### OBJECTIVE
Pictures do not belong in the copy; quote every entry below exactly.

>> start MATERIAL FOR THIS EXERCISE

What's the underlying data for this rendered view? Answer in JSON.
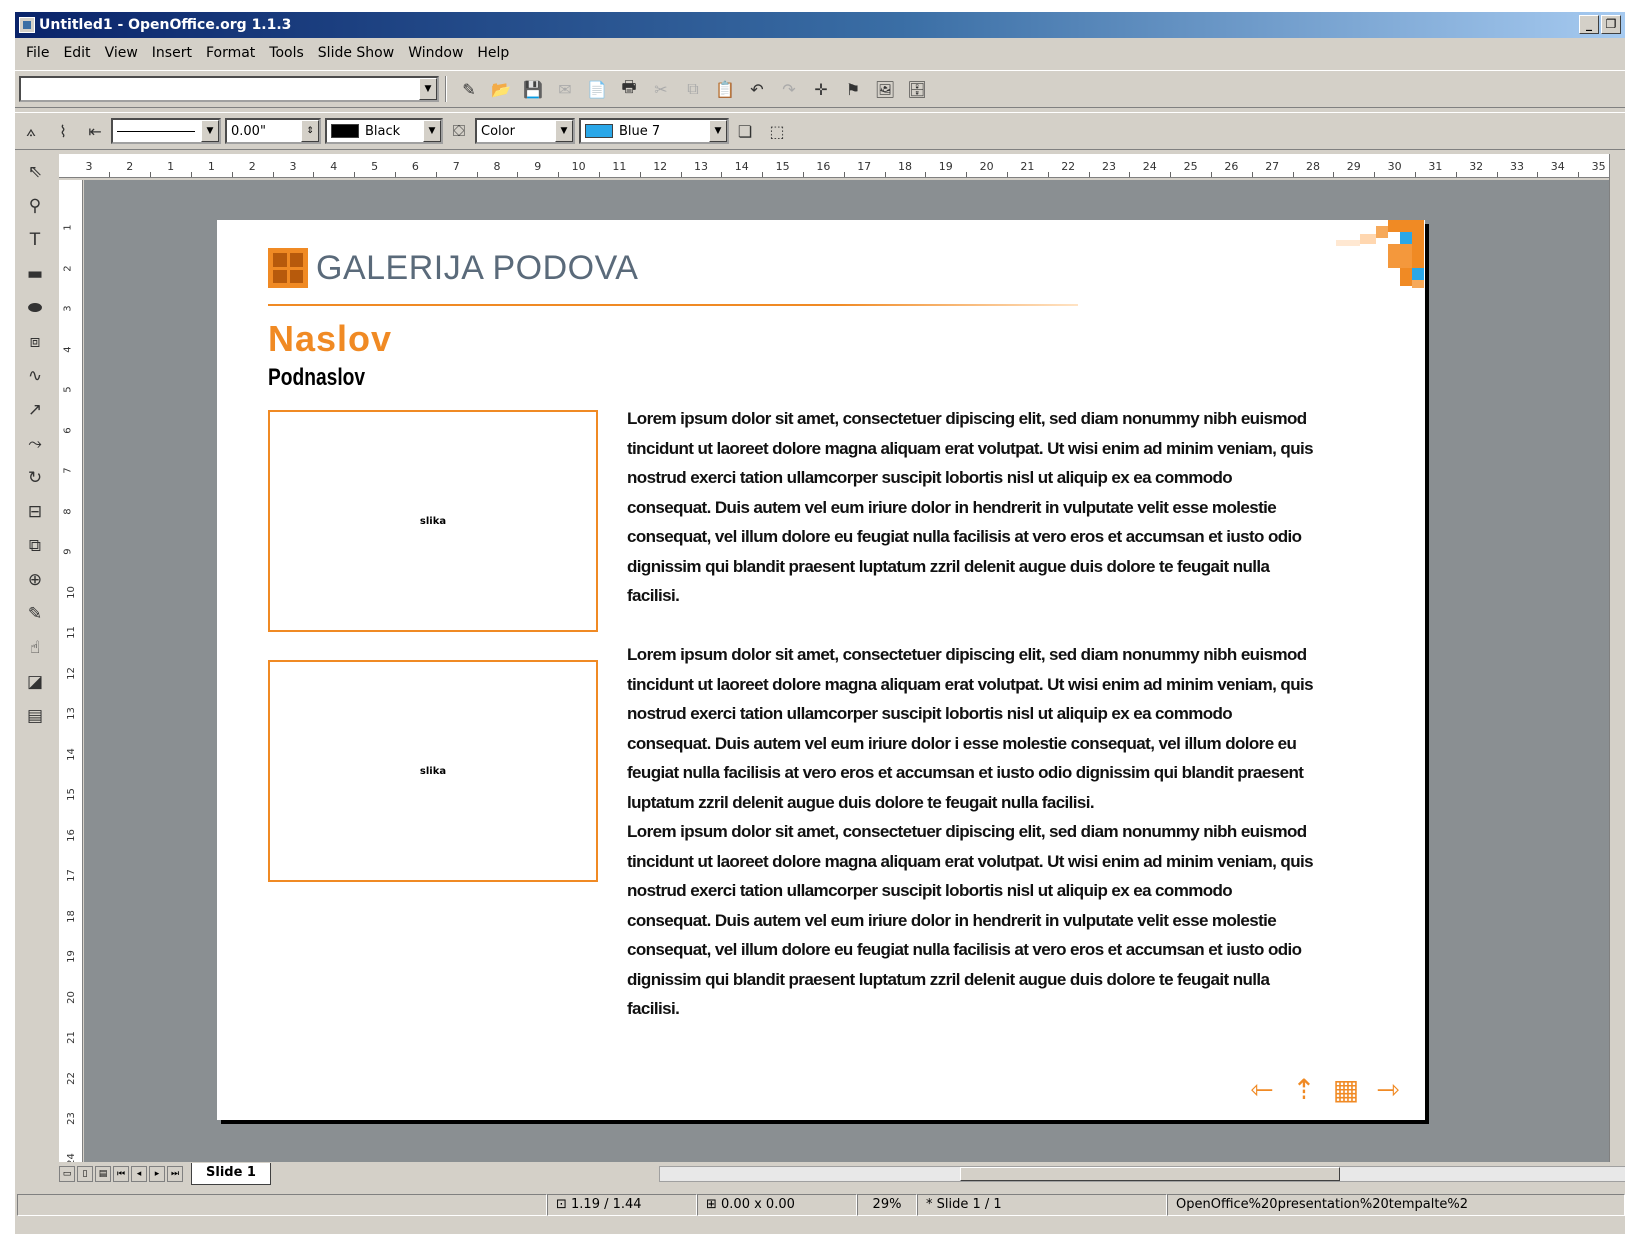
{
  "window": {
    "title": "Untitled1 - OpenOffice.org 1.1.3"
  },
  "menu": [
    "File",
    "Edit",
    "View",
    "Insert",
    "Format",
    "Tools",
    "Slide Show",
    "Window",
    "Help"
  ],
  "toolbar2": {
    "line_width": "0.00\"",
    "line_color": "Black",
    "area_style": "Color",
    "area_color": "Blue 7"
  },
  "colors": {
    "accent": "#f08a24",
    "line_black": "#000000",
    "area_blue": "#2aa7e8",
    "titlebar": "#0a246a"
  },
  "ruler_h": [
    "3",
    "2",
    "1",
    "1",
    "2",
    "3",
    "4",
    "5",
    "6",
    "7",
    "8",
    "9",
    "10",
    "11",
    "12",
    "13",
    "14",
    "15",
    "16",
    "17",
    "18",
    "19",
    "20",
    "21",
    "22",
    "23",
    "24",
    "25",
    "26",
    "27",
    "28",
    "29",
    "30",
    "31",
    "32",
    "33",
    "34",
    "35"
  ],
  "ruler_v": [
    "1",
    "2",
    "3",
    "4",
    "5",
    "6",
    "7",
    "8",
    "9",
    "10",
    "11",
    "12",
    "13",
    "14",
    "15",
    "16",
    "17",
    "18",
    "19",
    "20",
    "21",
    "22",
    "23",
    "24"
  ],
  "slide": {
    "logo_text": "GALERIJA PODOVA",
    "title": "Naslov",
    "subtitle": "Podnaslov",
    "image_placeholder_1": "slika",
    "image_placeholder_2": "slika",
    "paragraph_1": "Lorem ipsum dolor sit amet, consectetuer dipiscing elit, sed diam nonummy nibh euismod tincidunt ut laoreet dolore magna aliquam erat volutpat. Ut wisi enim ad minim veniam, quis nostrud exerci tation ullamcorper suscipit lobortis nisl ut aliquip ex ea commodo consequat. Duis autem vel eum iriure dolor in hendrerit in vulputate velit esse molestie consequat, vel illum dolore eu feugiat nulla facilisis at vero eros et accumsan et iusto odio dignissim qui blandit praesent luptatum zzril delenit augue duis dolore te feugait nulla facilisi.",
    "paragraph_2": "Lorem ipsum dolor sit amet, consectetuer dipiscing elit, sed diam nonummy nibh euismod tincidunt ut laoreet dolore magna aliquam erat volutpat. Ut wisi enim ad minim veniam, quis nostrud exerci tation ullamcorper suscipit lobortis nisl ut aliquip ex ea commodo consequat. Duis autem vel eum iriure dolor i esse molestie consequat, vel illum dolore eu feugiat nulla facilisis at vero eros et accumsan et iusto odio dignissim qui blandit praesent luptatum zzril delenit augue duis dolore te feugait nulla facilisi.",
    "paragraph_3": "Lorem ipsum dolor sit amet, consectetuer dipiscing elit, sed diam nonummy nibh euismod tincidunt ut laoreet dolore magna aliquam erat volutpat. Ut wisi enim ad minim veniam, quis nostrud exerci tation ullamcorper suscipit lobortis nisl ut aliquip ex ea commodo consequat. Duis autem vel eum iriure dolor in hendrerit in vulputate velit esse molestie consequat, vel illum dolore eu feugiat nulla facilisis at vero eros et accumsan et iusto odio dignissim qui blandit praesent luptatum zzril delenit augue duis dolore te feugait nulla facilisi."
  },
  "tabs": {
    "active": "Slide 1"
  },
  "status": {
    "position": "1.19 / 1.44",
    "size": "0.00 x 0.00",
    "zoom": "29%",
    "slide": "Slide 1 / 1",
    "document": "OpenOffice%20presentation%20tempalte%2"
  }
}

>> end MATERIAL FOR THIS EXERCISE

### IN RESPONSE
What's the underlying data for this rendered view? Answer in JSON.
{
  "window": {
    "title": "Untitled1 - OpenOffice.org 1.1.3"
  },
  "menu": [
    "File",
    "Edit",
    "View",
    "Insert",
    "Format",
    "Tools",
    "Slide Show",
    "Window",
    "Help"
  ],
  "toolbar2": {
    "line_width": "0.00\"",
    "line_color": "Black",
    "area_style": "Color",
    "area_color": "Blue 7"
  },
  "colors": {
    "accent": "#f08a24",
    "line_black": "#000000",
    "area_blue": "#2aa7e8",
    "titlebar": "#0a246a"
  },
  "ruler_h": [
    "3",
    "2",
    "1",
    "1",
    "2",
    "3",
    "4",
    "5",
    "6",
    "7",
    "8",
    "9",
    "10",
    "11",
    "12",
    "13",
    "14",
    "15",
    "16",
    "17",
    "18",
    "19",
    "20",
    "21",
    "22",
    "23",
    "24",
    "25",
    "26",
    "27",
    "28",
    "29",
    "30",
    "31",
    "32",
    "33",
    "34",
    "35"
  ],
  "ruler_v": [
    "1",
    "2",
    "3",
    "4",
    "5",
    "6",
    "7",
    "8",
    "9",
    "10",
    "11",
    "12",
    "13",
    "14",
    "15",
    "16",
    "17",
    "18",
    "19",
    "20",
    "21",
    "22",
    "23",
    "24"
  ],
  "slide": {
    "logo_text": "GALERIJA PODOVA",
    "title": "Naslov",
    "subtitle": "Podnaslov",
    "image_placeholder_1": "slika",
    "image_placeholder_2": "slika",
    "paragraph_1": "Lorem ipsum dolor sit amet, consectetuer dipiscing elit, sed diam nonummy nibh euismod tincidunt ut laoreet dolore magna aliquam erat volutpat. Ut wisi enim ad minim veniam, quis nostrud exerci tation ullamcorper suscipit lobortis nisl ut aliquip ex ea commodo consequat. Duis autem vel eum iriure dolor in hendrerit in vulputate velit esse molestie consequat, vel illum dolore eu feugiat nulla facilisis at vero eros et accumsan et iusto odio dignissim qui blandit praesent luptatum zzril delenit augue duis dolore te feugait nulla facilisi.",
    "paragraph_2": "Lorem ipsum dolor sit amet, consectetuer dipiscing elit, sed diam nonummy nibh euismod tincidunt ut laoreet dolore magna aliquam erat volutpat. Ut wisi enim ad minim veniam, quis nostrud exerci tation ullamcorper suscipit lobortis nisl ut aliquip ex ea commodo consequat. Duis autem vel eum iriure dolor i esse molestie consequat, vel illum dolore eu feugiat nulla facilisis at vero eros et accumsan et iusto odio dignissim qui blandit praesent luptatum zzril delenit augue duis dolore te feugait nulla facilisi.",
    "paragraph_3": "Lorem ipsum dolor sit amet, consectetuer dipiscing elit, sed diam nonummy nibh euismod tincidunt ut laoreet dolore magna aliquam erat volutpat. Ut wisi enim ad minim veniam, quis nostrud exerci tation ullamcorper suscipit lobortis nisl ut aliquip ex ea commodo consequat. Duis autem vel eum iriure dolor in hendrerit in vulputate velit esse molestie consequat, vel illum dolore eu feugiat nulla facilisis at vero eros et accumsan et iusto odio dignissim qui blandit praesent luptatum zzril delenit augue duis dolore te feugait nulla facilisi."
  },
  "tabs": {
    "active": "Slide 1"
  },
  "status": {
    "position": "1.19 / 1.44",
    "size": "0.00 x 0.00",
    "zoom": "29%",
    "slide": "Slide 1 / 1",
    "document": "OpenOffice%20presentation%20tempalte%2"
  }
}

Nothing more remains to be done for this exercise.